* Begin Records shown *
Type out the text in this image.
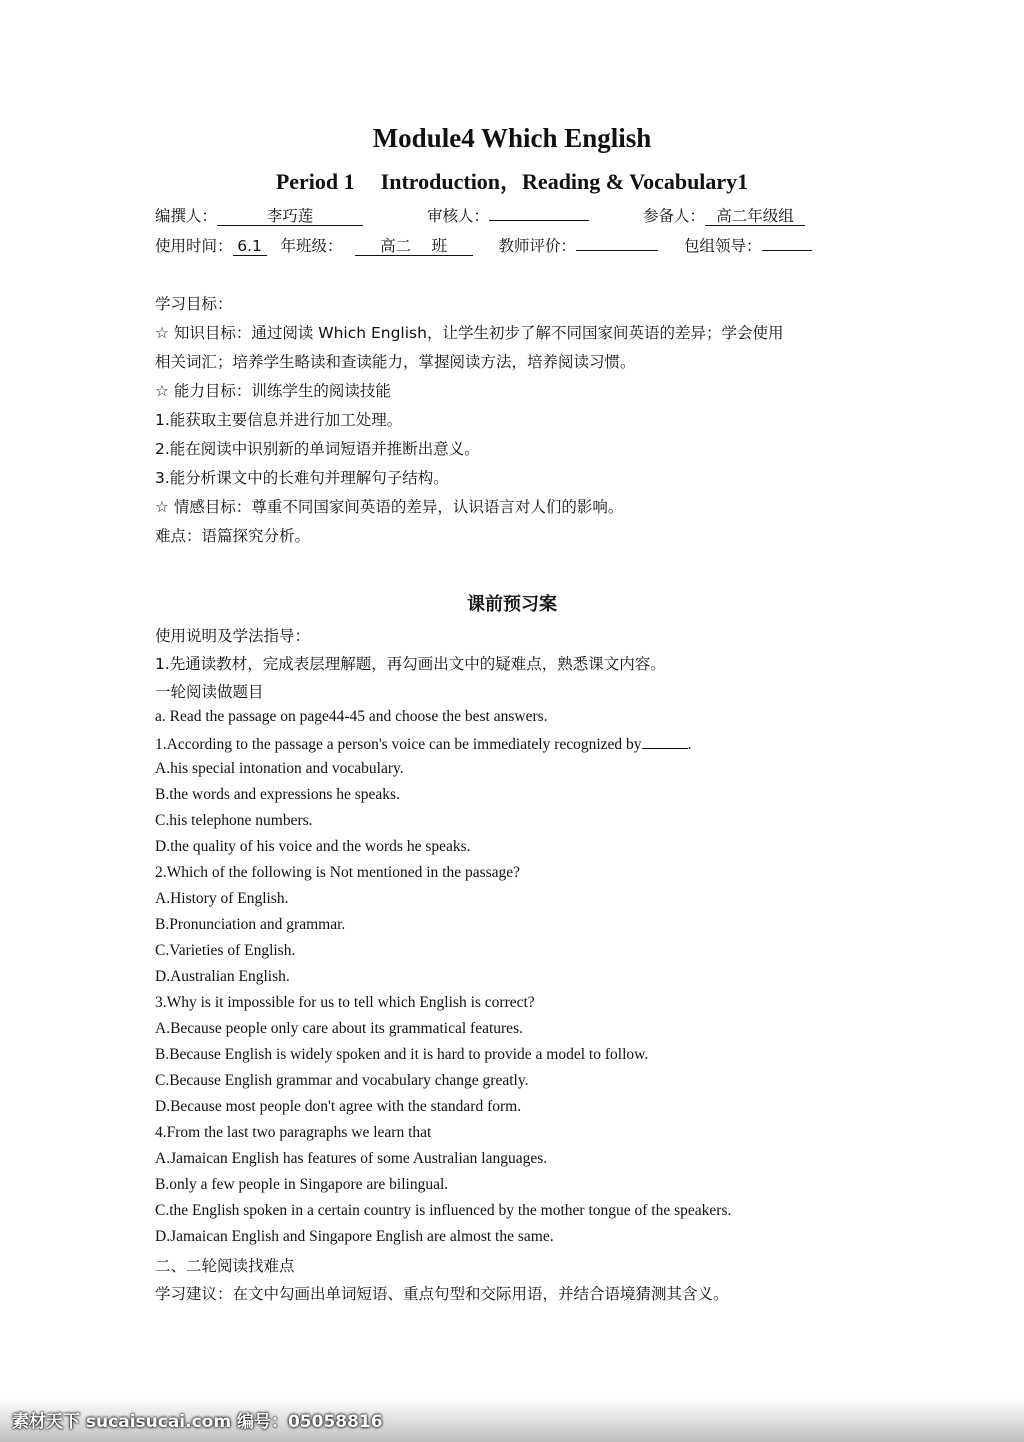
Module4 Which English
Period 1 Introduction，Reading & Vocabulary1
编撰人：	李巧莲	审核人：	参备人： 高二年级组
使用时间： 6.1 年班级： 高二　 班	教师评价：	包组领导：
学习目标：
☆ 知识目标：通过阅读 Which English，让学生初步了解不同国家间英语的差异；学会使用
相关词汇；培养学生略读和查读能力，掌握阅读方法，培养阅读习惯。
☆ 能力目标：训练学生的阅读技能
1.能获取主要信息并进行加工处理。
2.能在阅读中识别新的单词短语并推断出意义。
3.能分析课文中的长难句并理解句子结构。
☆ 情感目标：尊重不同国家间英语的差异，认识语言对人们的影响。
难点：语篇探究分析。
课前预习案
使用说明及学法指导：
1.先通读教材，完成表层理解题，再勾画出文中的疑难点，熟悉课文内容。
一轮阅读做题目
a. Read the passage on page44-45 and choose the best answers.
1.According to the passage a person's voice can be immediately recognized by	.
A.his special intonation and vocabulary.
B.the words and expressions he speaks.
C.his telephone numbers.
D.the quality of his voice and the words he speaks.
2.Which of the following is Not mentioned in the passage?
A.History of English.
B.Pronunciation and grammar.
C.Varieties of English.
D.Australian English.
3.Why is it impossible for us to tell which English is correct?
A.Because people only care about its grammatical features.
B.Because English is widely spoken and it is hard to provide a model to follow.
C.Because English grammar and vocabulary change greatly.
D.Because most people don't agree with the standard form.
4.From the last two paragraphs we learn that
A.Jamaican English has features of some Australian languages.
B.only a few people in Singapore are bilingual.
C.the English spoken in a certain country is influenced by the mother tongue of the speakers.
D.Jamaican English and Singapore English are almost the same.
二、二轮阅读找难点
学习建议：在文中勾画出单词短语、重点句型和交际用语，并结合语境猜测其含义。
素材天下 sucaisucai.com 编号：05058816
* End Records shown *
• _Written problem_
Copy out every line of the data that includes the word "Because".

• _Exercise result_
A.Because people only care about its grammatical features.
B.Because English is widely spoken and it is hard to provide a model to follow.
C.Because English grammar and vocabulary change greatly.
D.Because most people don't agree with the standard form.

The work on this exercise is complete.